> **Data extract**:
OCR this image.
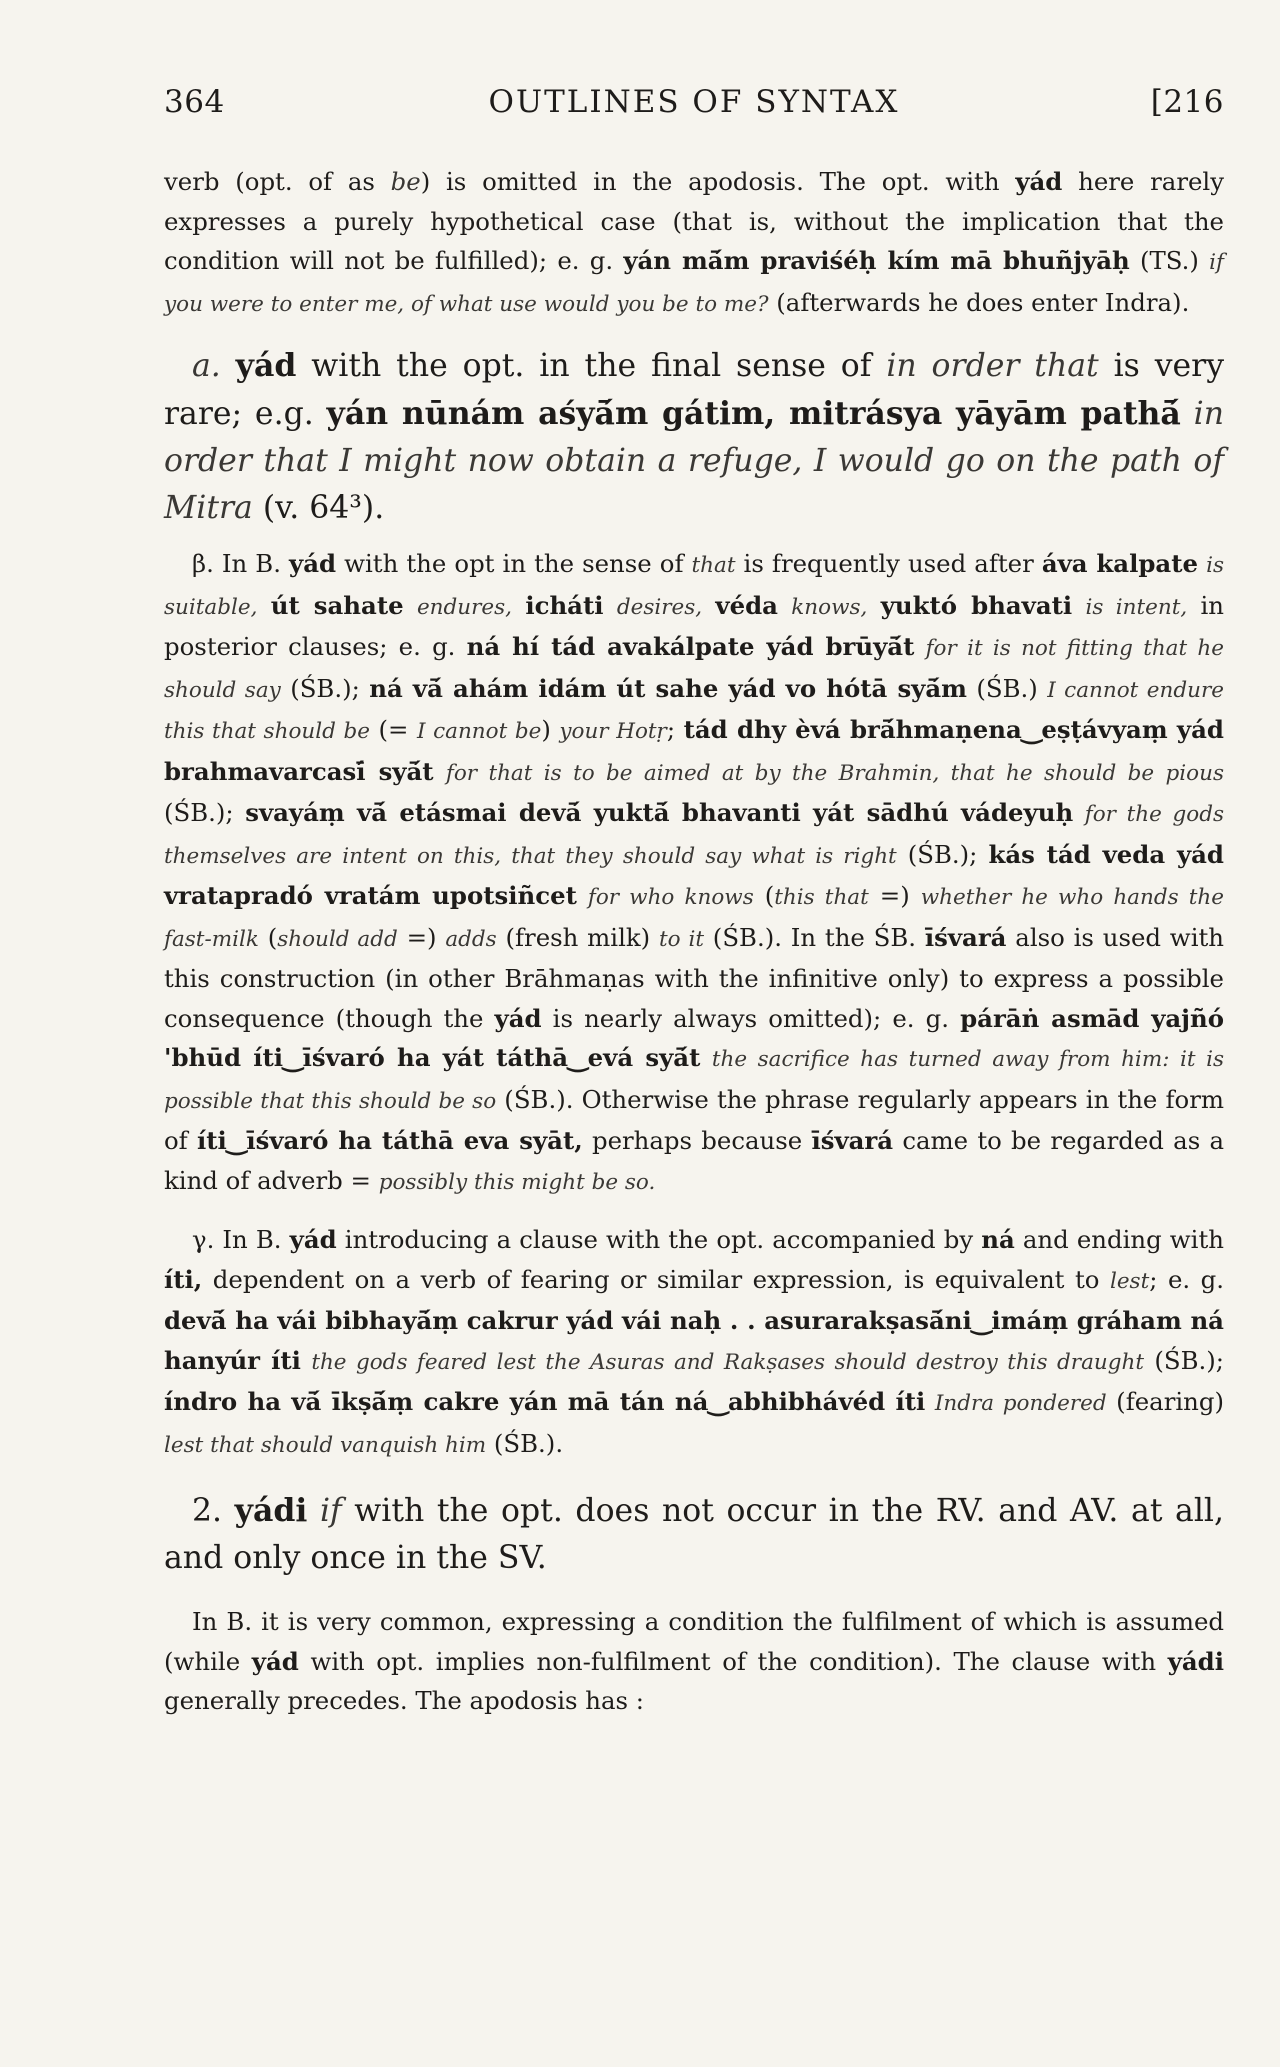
364	OUTLINES OF SYNTAX	[216

verb (opt. of as be) is omitted in the apodosis. The opt. with yád here rarely expresses a purely hypothetical case (that is, without the implication that the condition will not be fulfilled); e. g. yán mā́m praviśéḥ kím mā bhuñjyāḥ (TS.) if you were to enter me, of what use would you be to me? (afterwards he does enter Indra).

a. yád with the opt. in the final sense of in order that is very rare; e.g. yán nūnám aśyā́m gátim, mitrásya yāyām pathā́ in order that I might now obtain a refuge, I would go on the path of Mitra (v. 64³).

β. In B. yád with the opt in the sense of that is frequently used after áva kalpate is suitable, út sahate endures, icháti desires, véda knows, yuktó bhavati is intent, in posterior clauses; e. g. ná hí tád avakálpate yád brūyā́t for it is not fitting that he should say (ŚB.); ná vā́ ahám idám út sahe yád vo hótā syā́m (ŚB.) I cannot endure this that should be (= I cannot be) your Hotṛ; tád dhy èvá brā́hmaṇena‿eṣṭávyaṃ yád brahmavarcasī́ syā́t for that is to be aimed at by the Brahmin, that he should be pious (ŚB.); svayáṃ vā́ etásmai devā́ yuktā́ bhavanti yát sādhú vádeyuḥ for the gods themselves are intent on this, that they should say what is right (ŚB.); kás tád veda yád vratapradó vratám upotsiñcet for who knows (this that =) whether he who hands the fast-milk (should add =) adds (fresh milk) to it (ŚB.). In the ŚB. īśvará also is used with this construction (in other Brāhmaṇas with the infinitive only) to express a possible consequence (though the yád is nearly always omitted); e. g. párāṅ asmād yajñó 'bhūd íti‿īśvaró ha yát táthā‿evá syā́t the sacrifice has turned away from him: it is possible that this should be so (ŚB.). Otherwise the phrase regularly appears in the form of íti‿īśvaró ha táthā eva syāt, perhaps because īśvará came to be regarded as a kind of adverb = possibly this might be so.

γ. In B. yád introducing a clause with the opt. accompanied by ná and ending with íti, dependent on a verb of fearing or similar expression, is equivalent to lest; e. g. devā́ ha vái bibhayā́ṃ cakrur yád vái naḥ . . asurarakṣasā́ni‿imáṃ gráham ná hanyúr íti the gods feared lest the Asuras and Rakṣases should destroy this draught (ŚB.); índro ha vā́ īkṣā́ṃ cakre yán mā tán ná‿abhibhávéd íti Indra pondered (fearing) lest that should vanquish him (ŚB.).

2. yádi if with the opt. does not occur in the RV. and AV. at all, and only once in the SV.

In B. it is very common, expressing a condition the fulfilment of which is assumed (while yád with opt. implies non-fulfilment of the condition). The clause with yádi generally precedes. The apodosis has :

> **Given request**: Provide the number of lines in these entries that hold the word "yádi", without any accompanying text.

> **Problem solution**: 2